Recorded data:
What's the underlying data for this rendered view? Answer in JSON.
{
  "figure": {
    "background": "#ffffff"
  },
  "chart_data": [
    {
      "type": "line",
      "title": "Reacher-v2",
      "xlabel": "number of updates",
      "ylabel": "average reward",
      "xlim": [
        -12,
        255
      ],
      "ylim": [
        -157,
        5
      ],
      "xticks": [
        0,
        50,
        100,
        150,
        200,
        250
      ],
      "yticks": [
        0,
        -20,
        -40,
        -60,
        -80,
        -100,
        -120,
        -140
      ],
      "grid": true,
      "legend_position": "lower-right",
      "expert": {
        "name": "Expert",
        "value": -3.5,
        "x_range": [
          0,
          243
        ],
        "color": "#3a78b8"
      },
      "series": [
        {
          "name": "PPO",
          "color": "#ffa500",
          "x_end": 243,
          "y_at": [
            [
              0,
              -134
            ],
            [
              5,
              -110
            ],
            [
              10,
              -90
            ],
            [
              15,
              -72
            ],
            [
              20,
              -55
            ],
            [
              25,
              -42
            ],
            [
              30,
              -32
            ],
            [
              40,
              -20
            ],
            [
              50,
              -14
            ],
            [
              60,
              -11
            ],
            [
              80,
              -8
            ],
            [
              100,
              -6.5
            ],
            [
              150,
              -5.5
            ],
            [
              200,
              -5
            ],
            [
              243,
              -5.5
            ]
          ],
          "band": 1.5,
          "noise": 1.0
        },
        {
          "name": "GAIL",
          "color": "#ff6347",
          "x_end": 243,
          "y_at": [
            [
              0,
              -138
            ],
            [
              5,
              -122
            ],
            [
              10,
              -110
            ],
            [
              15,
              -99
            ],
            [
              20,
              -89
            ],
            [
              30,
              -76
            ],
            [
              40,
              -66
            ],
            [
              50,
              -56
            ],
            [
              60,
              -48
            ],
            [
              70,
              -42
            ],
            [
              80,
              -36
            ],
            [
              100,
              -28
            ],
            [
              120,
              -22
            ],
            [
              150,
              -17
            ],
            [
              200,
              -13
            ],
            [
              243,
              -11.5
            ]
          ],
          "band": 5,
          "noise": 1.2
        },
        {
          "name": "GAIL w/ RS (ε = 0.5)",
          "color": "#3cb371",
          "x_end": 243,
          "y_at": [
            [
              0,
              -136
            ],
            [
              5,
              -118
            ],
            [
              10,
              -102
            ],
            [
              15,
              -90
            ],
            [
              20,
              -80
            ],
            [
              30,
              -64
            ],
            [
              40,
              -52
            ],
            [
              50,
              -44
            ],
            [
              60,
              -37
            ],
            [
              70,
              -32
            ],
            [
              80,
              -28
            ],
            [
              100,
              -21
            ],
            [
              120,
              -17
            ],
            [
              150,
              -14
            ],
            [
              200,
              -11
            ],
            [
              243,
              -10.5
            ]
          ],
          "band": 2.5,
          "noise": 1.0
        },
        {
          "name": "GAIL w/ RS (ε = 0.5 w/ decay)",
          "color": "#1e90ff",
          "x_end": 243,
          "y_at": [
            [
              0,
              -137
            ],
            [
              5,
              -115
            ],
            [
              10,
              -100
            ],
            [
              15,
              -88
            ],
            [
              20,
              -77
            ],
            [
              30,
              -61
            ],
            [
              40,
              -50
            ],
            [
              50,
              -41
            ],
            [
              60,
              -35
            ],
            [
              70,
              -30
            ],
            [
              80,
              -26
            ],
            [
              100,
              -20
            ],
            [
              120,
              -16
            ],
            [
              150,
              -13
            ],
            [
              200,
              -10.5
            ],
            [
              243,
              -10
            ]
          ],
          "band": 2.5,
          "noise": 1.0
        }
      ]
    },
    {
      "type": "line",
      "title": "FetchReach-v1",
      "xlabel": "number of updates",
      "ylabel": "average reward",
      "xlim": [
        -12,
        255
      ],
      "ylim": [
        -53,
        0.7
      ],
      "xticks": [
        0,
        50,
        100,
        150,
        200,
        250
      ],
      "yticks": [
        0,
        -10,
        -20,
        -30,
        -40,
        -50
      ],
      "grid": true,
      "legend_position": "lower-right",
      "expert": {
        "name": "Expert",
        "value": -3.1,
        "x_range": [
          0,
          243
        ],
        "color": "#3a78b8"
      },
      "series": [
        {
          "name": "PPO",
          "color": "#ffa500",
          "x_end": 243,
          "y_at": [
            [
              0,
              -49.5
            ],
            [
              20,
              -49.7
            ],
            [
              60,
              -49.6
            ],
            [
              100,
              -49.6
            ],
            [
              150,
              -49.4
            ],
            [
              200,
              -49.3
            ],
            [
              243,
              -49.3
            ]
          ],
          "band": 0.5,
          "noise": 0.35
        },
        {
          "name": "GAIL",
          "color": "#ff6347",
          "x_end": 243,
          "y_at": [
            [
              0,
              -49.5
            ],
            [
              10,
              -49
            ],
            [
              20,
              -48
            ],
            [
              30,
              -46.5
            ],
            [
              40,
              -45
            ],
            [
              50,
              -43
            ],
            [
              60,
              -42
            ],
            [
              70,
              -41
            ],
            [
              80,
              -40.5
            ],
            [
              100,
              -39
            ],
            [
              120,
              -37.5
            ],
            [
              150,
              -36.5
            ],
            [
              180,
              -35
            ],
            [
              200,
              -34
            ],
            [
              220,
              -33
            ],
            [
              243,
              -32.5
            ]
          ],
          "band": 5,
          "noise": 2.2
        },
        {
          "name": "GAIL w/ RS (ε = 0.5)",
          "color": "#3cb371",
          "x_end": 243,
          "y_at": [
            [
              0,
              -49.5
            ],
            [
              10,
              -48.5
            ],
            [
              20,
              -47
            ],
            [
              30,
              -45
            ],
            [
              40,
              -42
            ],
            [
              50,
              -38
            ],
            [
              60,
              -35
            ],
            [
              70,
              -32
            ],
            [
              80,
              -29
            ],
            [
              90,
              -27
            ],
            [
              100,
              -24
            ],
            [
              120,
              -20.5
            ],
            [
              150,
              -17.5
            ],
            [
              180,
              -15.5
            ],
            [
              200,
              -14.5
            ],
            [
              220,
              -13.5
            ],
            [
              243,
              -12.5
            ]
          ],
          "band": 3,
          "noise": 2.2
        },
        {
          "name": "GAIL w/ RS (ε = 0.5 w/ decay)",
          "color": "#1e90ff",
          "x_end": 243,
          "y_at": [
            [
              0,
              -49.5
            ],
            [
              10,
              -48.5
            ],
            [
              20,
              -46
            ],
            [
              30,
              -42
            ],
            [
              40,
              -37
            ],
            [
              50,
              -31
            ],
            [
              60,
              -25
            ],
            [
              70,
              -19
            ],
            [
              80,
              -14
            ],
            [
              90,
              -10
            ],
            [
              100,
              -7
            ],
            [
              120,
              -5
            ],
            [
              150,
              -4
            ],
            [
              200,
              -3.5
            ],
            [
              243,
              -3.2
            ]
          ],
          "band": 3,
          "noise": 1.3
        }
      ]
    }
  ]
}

- [OBJECTIVE]: Print the records above exactly as they appear.

- [EXPECTED OUTPUT]:
What's the underlying data for this rendered view? Answer in JSON.
{
  "figure": {
    "background": "#ffffff"
  },
  "chart_data": [
    {
      "type": "line",
      "title": "Reacher-v2",
      "xlabel": "number of updates",
      "ylabel": "average reward",
      "xlim": [
        -12,
        255
      ],
      "ylim": [
        -157,
        5
      ],
      "xticks": [
        0,
        50,
        100,
        150,
        200,
        250
      ],
      "yticks": [
        0,
        -20,
        -40,
        -60,
        -80,
        -100,
        -120,
        -140
      ],
      "grid": true,
      "legend_position": "lower-right",
      "expert": {
        "name": "Expert",
        "value": -3.5,
        "x_range": [
          0,
          243
        ],
        "color": "#3a78b8"
      },
      "series": [
        {
          "name": "PPO",
          "color": "#ffa500",
          "x_end": 243,
          "y_at": [
            [
              0,
              -134
            ],
            [
              5,
              -110
            ],
            [
              10,
              -90
            ],
            [
              15,
              -72
            ],
            [
              20,
              -55
            ],
            [
              25,
              -42
            ],
            [
              30,
              -32
            ],
            [
              40,
              -20
            ],
            [
              50,
              -14
            ],
            [
              60,
              -11
            ],
            [
              80,
              -8
            ],
            [
              100,
              -6.5
            ],
            [
              150,
              -5.5
            ],
            [
              200,
              -5
            ],
            [
              243,
              -5.5
            ]
          ],
          "band": 1.5,
          "noise": 1.0
        },
        {
          "name": "GAIL",
          "color": "#ff6347",
          "x_end": 243,
          "y_at": [
            [
              0,
              -138
            ],
            [
              5,
              -122
            ],
            [
              10,
              -110
            ],
            [
              15,
              -99
            ],
            [
              20,
              -89
            ],
            [
              30,
              -76
            ],
            [
              40,
              -66
            ],
            [
              50,
              -56
            ],
            [
              60,
              -48
            ],
            [
              70,
              -42
            ],
            [
              80,
              -36
            ],
            [
              100,
              -28
            ],
            [
              120,
              -22
            ],
            [
              150,
              -17
            ],
            [
              200,
              -13
            ],
            [
              243,
              -11.5
            ]
          ],
          "band": 5,
          "noise": 1.2
        },
        {
          "name": "GAIL w/ RS (ε = 0.5)",
          "color": "#3cb371",
          "x_end": 243,
          "y_at": [
            [
              0,
              -136
            ],
            [
              5,
              -118
            ],
            [
              10,
              -102
            ],
            [
              15,
              -90
            ],
            [
              20,
              -80
            ],
            [
              30,
              -64
            ],
            [
              40,
              -52
            ],
            [
              50,
              -44
            ],
            [
              60,
              -37
            ],
            [
              70,
              -32
            ],
            [
              80,
              -28
            ],
            [
              100,
              -21
            ],
            [
              120,
              -17
            ],
            [
              150,
              -14
            ],
            [
              200,
              -11
            ],
            [
              243,
              -10.5
            ]
          ],
          "band": 2.5,
          "noise": 1.0
        },
        {
          "name": "GAIL w/ RS (ε = 0.5 w/ decay)",
          "color": "#1e90ff",
          "x_end": 243,
          "y_at": [
            [
              0,
              -137
            ],
            [
              5,
              -115
            ],
            [
              10,
              -100
            ],
            [
              15,
              -88
            ],
            [
              20,
              -77
            ],
            [
              30,
              -61
            ],
            [
              40,
              -50
            ],
            [
              50,
              -41
            ],
            [
              60,
              -35
            ],
            [
              70,
              -30
            ],
            [
              80,
              -26
            ],
            [
              100,
              -20
            ],
            [
              120,
              -16
            ],
            [
              150,
              -13
            ],
            [
              200,
              -10.5
            ],
            [
              243,
              -10
            ]
          ],
          "band": 2.5,
          "noise": 1.0
        }
      ]
    },
    {
      "type": "line",
      "title": "FetchReach-v1",
      "xlabel": "number of updates",
      "ylabel": "average reward",
      "xlim": [
        -12,
        255
      ],
      "ylim": [
        -53,
        0.7
      ],
      "xticks": [
        0,
        50,
        100,
        150,
        200,
        250
      ],
      "yticks": [
        0,
        -10,
        -20,
        -30,
        -40,
        -50
      ],
      "grid": true,
      "legend_position": "lower-right",
      "expert": {
        "name": "Expert",
        "value": -3.1,
        "x_range": [
          0,
          243
        ],
        "color": "#3a78b8"
      },
      "series": [
        {
          "name": "PPO",
          "color": "#ffa500",
          "x_end": 243,
          "y_at": [
            [
              0,
              -49.5
            ],
            [
              20,
              -49.7
            ],
            [
              60,
              -49.6
            ],
            [
              100,
              -49.6
            ],
            [
              150,
              -49.4
            ],
            [
              200,
              -49.3
            ],
            [
              243,
              -49.3
            ]
          ],
          "band": 0.5,
          "noise": 0.35
        },
        {
          "name": "GAIL",
          "color": "#ff6347",
          "x_end": 243,
          "y_at": [
            [
              0,
              -49.5
            ],
            [
              10,
              -49
            ],
            [
              20,
              -48
            ],
            [
              30,
              -46.5
            ],
            [
              40,
              -45
            ],
            [
              50,
              -43
            ],
            [
              60,
              -42
            ],
            [
              70,
              -41
            ],
            [
              80,
              -40.5
            ],
            [
              100,
              -39
            ],
            [
              120,
              -37.5
            ],
            [
              150,
              -36.5
            ],
            [
              180,
              -35
            ],
            [
              200,
              -34
            ],
            [
              220,
              -33
            ],
            [
              243,
              -32.5
            ]
          ],
          "band": 5,
          "noise": 2.2
        },
        {
          "name": "GAIL w/ RS (ε = 0.5)",
          "color": "#3cb371",
          "x_end": 243,
          "y_at": [
            [
              0,
              -49.5
            ],
            [
              10,
              -48.5
            ],
            [
              20,
              -47
            ],
            [
              30,
              -45
            ],
            [
              40,
              -42
            ],
            [
              50,
              -38
            ],
            [
              60,
              -35
            ],
            [
              70,
              -32
            ],
            [
              80,
              -29
            ],
            [
              90,
              -27
            ],
            [
              100,
              -24
            ],
            [
              120,
              -20.5
            ],
            [
              150,
              -17.5
            ],
            [
              180,
              -15.5
            ],
            [
              200,
              -14.5
            ],
            [
              220,
              -13.5
            ],
            [
              243,
              -12.5
            ]
          ],
          "band": 3,
          "noise": 2.2
        },
        {
          "name": "GAIL w/ RS (ε = 0.5 w/ decay)",
          "color": "#1e90ff",
          "x_end": 243,
          "y_at": [
            [
              0,
              -49.5
            ],
            [
              10,
              -48.5
            ],
            [
              20,
              -46
            ],
            [
              30,
              -42
            ],
            [
              40,
              -37
            ],
            [
              50,
              -31
            ],
            [
              60,
              -25
            ],
            [
              70,
              -19
            ],
            [
              80,
              -14
            ],
            [
              90,
              -10
            ],
            [
              100,
              -7
            ],
            [
              120,
              -5
            ],
            [
              150,
              -4
            ],
            [
              200,
              -3.5
            ],
            [
              243,
              -3.2
            ]
          ],
          "band": 3,
          "noise": 1.3
        }
      ]
    }
  ]
}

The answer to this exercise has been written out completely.